### WHAT THE EXERCISE ASKS:
Look through the listing and locate every line containing the word "xuống"; copy those lines.

### SUPPLIED INFORMATION:
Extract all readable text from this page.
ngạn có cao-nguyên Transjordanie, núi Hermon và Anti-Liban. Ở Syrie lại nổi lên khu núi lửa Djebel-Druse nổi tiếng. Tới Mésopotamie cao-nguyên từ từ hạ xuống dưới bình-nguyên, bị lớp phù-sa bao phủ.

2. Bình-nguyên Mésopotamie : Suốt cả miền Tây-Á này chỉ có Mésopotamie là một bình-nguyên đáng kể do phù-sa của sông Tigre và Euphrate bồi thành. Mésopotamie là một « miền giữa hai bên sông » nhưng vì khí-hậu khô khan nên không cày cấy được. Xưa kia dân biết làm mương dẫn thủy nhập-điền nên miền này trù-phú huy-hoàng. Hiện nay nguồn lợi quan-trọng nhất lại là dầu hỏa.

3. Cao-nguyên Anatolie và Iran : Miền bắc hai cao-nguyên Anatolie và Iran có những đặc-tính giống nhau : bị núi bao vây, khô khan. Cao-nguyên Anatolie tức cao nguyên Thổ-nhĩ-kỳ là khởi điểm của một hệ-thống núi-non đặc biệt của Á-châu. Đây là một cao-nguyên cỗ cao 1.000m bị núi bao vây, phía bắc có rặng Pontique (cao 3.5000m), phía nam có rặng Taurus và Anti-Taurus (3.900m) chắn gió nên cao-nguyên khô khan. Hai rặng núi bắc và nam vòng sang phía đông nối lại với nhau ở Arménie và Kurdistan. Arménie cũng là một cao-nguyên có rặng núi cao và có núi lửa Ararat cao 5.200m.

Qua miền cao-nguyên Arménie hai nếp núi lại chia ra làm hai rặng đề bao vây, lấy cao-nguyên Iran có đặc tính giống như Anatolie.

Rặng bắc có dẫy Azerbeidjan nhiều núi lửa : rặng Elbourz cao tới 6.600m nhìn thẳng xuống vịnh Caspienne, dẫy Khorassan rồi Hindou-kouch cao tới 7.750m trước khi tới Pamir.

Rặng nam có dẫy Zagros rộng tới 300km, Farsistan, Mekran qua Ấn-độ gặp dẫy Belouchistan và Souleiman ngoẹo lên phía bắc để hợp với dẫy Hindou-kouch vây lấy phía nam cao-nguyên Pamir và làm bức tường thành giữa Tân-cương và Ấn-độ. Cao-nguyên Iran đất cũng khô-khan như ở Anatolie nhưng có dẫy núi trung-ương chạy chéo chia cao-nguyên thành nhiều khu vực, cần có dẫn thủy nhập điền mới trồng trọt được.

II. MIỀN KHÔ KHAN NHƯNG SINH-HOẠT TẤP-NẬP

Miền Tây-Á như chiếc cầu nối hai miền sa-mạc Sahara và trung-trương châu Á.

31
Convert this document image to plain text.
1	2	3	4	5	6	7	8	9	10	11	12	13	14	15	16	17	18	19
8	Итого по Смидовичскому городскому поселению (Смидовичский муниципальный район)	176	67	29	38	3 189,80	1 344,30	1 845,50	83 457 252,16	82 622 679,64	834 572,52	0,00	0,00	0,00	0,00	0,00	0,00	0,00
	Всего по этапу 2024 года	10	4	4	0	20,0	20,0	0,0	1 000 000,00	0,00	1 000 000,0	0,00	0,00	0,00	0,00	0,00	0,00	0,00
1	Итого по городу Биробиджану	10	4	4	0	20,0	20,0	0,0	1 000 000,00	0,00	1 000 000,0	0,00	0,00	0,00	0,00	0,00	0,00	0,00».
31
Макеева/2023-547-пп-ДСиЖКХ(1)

### RESULT OF THIS TASK:
ngạn có cao-nguyên Transjordanie, núi Hermon và Anti-Liban. Ở Syrie lại nổi lên khu núi lửa Djebel-Druse nổi tiếng. Tới Mésopotamie cao-nguyên từ từ hạ xuống dưới bình-nguyên, bị lớp phù-sa bao phủ.
Rặng bắc có dẫy Azerbeidjan nhiều núi lửa : rặng Elbourz cao tới 6.600m nhìn thẳng xuống vịnh Caspienne, dẫy Khorassan rồi Hindou-kouch cao tới 7.750m trước khi tới Pamir.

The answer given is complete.